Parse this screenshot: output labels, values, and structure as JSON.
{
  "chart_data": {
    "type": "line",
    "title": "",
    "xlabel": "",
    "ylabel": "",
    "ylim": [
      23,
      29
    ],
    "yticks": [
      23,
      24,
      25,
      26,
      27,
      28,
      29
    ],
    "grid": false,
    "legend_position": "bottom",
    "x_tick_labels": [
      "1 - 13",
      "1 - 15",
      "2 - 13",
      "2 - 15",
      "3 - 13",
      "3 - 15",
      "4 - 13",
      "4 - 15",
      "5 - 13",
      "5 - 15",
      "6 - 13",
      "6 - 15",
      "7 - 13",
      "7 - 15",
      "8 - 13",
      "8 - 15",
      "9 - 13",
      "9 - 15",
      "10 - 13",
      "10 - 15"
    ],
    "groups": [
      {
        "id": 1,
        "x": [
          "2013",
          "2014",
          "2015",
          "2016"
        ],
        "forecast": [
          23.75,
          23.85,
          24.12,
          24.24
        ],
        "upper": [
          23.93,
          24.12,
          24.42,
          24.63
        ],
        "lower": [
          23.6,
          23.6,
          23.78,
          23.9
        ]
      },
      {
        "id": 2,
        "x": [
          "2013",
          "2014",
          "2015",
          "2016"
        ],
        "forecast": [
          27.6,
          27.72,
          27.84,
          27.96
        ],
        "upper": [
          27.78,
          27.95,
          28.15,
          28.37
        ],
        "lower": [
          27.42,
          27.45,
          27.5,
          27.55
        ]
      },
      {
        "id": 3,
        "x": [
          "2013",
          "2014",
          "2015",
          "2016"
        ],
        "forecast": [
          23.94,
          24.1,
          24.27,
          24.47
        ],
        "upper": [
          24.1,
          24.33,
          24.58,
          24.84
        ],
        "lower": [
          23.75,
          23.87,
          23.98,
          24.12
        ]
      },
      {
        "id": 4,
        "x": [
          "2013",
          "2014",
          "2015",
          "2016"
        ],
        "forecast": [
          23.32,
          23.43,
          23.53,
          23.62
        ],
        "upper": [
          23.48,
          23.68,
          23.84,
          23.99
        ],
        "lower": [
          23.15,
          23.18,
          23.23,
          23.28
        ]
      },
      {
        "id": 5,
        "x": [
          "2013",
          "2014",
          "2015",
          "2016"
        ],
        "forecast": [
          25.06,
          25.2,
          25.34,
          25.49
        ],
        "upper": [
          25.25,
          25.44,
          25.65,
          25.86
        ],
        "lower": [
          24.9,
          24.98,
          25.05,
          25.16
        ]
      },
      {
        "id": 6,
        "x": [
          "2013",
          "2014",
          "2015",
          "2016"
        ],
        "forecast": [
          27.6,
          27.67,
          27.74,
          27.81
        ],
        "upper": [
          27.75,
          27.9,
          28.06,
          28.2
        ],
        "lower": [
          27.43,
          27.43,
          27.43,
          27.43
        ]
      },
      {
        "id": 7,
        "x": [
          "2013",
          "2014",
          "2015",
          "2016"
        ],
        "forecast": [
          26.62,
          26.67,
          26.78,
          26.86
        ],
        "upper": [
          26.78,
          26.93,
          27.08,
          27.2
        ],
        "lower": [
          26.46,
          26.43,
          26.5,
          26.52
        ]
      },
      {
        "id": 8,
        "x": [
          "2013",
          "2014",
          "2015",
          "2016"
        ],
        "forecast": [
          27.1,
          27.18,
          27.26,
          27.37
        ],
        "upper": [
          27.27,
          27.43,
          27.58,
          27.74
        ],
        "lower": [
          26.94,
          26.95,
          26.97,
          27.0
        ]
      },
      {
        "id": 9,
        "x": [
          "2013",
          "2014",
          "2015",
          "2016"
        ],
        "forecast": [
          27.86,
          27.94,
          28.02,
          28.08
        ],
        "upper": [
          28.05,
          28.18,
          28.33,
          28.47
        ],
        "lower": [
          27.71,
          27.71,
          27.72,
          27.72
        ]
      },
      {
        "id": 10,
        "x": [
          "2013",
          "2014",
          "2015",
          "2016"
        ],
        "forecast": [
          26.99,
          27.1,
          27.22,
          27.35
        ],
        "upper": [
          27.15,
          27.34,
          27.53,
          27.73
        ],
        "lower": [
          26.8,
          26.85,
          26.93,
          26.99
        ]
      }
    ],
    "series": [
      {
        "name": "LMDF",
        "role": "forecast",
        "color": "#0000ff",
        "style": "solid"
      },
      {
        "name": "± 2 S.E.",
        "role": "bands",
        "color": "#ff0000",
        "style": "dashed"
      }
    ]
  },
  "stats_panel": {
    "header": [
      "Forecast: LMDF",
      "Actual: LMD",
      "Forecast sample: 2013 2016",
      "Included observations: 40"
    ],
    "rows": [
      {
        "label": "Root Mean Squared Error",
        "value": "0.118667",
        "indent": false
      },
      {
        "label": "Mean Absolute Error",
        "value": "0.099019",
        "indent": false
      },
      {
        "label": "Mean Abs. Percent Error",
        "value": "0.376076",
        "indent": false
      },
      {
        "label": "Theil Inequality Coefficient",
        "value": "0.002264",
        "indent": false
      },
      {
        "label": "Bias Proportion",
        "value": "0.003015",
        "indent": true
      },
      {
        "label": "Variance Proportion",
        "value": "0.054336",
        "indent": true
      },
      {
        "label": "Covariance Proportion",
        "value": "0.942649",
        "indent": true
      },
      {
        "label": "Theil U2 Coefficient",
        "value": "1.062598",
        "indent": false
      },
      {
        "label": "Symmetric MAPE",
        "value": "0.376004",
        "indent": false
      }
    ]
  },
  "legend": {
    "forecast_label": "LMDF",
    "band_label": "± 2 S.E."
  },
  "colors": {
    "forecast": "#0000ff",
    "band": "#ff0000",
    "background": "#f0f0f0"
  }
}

-=-=-=-=-

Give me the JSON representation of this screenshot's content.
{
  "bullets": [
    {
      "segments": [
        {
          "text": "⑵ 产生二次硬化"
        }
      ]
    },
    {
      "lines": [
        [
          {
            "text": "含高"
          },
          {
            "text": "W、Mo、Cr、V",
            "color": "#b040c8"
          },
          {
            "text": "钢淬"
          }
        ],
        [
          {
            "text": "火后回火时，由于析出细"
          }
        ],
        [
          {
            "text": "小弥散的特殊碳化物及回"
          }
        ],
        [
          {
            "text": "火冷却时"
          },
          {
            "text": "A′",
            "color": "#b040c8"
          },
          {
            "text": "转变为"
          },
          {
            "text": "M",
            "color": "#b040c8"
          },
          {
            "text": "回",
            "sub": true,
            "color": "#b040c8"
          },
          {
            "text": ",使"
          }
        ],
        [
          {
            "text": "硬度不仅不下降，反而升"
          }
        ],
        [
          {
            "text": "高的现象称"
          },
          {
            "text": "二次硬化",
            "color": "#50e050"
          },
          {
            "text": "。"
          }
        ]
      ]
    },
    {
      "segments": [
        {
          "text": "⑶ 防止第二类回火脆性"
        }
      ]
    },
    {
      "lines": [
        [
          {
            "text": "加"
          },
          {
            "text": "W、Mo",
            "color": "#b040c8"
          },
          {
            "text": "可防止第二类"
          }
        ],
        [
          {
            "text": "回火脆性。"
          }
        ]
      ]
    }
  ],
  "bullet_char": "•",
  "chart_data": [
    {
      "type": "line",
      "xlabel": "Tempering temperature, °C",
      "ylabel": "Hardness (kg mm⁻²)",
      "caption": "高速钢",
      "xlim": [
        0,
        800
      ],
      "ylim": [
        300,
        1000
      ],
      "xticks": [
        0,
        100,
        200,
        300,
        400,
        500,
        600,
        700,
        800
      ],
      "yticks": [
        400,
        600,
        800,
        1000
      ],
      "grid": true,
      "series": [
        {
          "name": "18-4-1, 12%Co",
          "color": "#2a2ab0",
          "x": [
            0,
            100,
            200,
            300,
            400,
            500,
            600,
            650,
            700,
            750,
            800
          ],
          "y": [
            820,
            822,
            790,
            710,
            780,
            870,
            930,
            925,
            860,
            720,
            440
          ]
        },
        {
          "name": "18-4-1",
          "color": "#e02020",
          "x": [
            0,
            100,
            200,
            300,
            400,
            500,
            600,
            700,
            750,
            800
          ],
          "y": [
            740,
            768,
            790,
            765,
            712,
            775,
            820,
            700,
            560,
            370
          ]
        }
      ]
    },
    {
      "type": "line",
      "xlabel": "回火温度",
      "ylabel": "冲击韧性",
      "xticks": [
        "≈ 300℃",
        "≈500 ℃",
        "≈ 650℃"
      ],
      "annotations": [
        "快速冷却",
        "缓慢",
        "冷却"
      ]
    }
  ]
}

-=-=-=-=-

What needs to be done – What is the number of lines in this listing that contain the word "LMDF"? Answer with that number and nothing else.

Reply to the task – 3